:: LISTING ::
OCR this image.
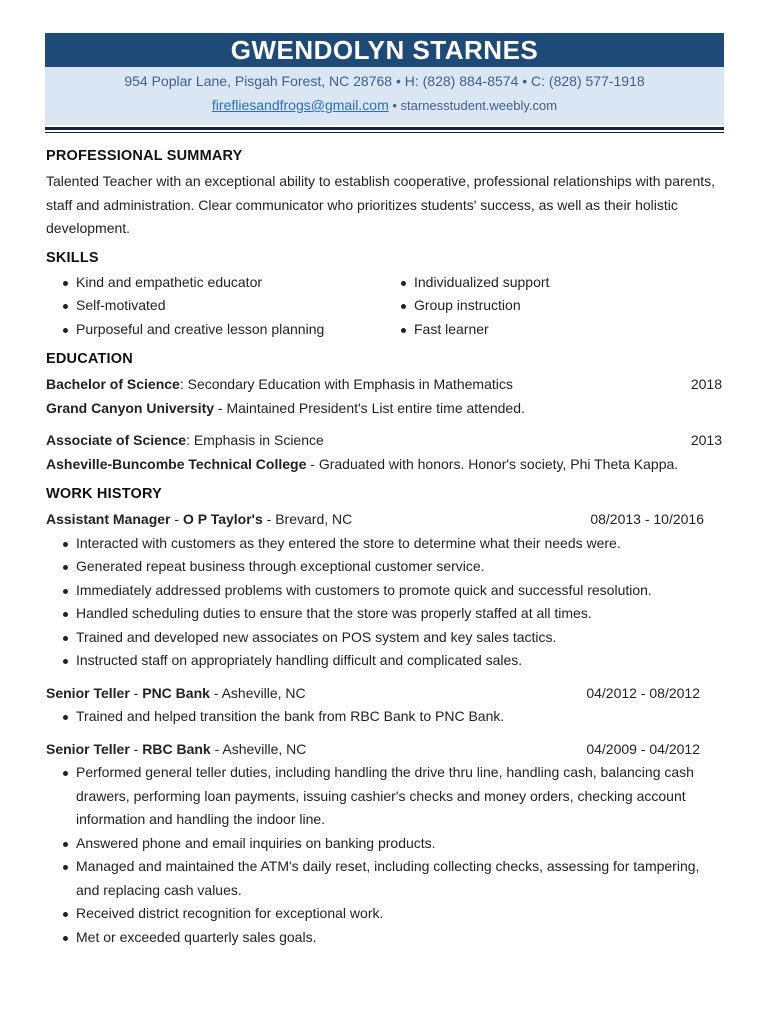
GWENDOLYN STARNES
954 Poplar Lane, Pisgah Forest, NC 28768 • H: (828) 884-8574 • C: (828) 577-1918
firefliesandfrogs@gmail.com • starnesstudent.weebly.com
PROFESSIONAL SUMMARY
Talented Teacher with an exceptional ability to establish cooperative, professional relationships with parents, staff and administration. Clear communicator who prioritizes students' success, as well as their holistic development.
SKILLS
Kind and empathetic educator
Self-motivated
Purposeful and creative lesson planning
Individualized support
Group instruction
Fast learner
EDUCATION
Bachelor of Science: Secondary Education with Emphasis in Mathematics	2018
Grand Canyon University - Maintained President's List entire time attended.
Associate of Science: Emphasis in Science	2013
Asheville-Buncombe Technical College - Graduated with honors. Honor's society, Phi Theta Kappa.
WORK HISTORY
Assistant Manager - O P Taylor's - Brevard, NC	08/2013 - 10/2016
Interacted with customers as they entered the store to determine what their needs were.
Generated repeat business through exceptional customer service.
Immediately addressed problems with customers to promote quick and successful resolution.
Handled scheduling duties to ensure that the store was properly staffed at all times.
Trained and developed new associates on POS system and key sales tactics.
Instructed staff on appropriately handling difficult and complicated sales.
Senior Teller - PNC Bank - Asheville, NC	04/2012 - 08/2012
Trained and helped transition the bank from RBC Bank to PNC Bank.
Senior Teller - RBC Bank - Asheville, NC	04/2009 - 04/2012
Performed general teller duties, including handling the drive thru line, handling cash, balancing cash drawers, performing loan payments, issuing cashier's checks and money orders, checking account information and handling the indoor line.
Answered phone and email inquiries on banking products.
Managed and maintained the ATM's daily reset, including collecting checks, assessing for tampering, and replacing cash values.
Received district recognition for exceptional work.
Met or exceeded quarterly sales goals.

:: DESCRIPTION OF THE TASK ::
Gather from the data above every line with the string "exceptional".

:: RESPONSE BELOW ::
Talented Teacher with an exceptional ability to establish cooperative, professional relationships with parents, staff and administration. Clear communicator who prioritizes students' success, as well as their holistic development.
Generated repeat business through exceptional customer service.
Received district recognition for exceptional work.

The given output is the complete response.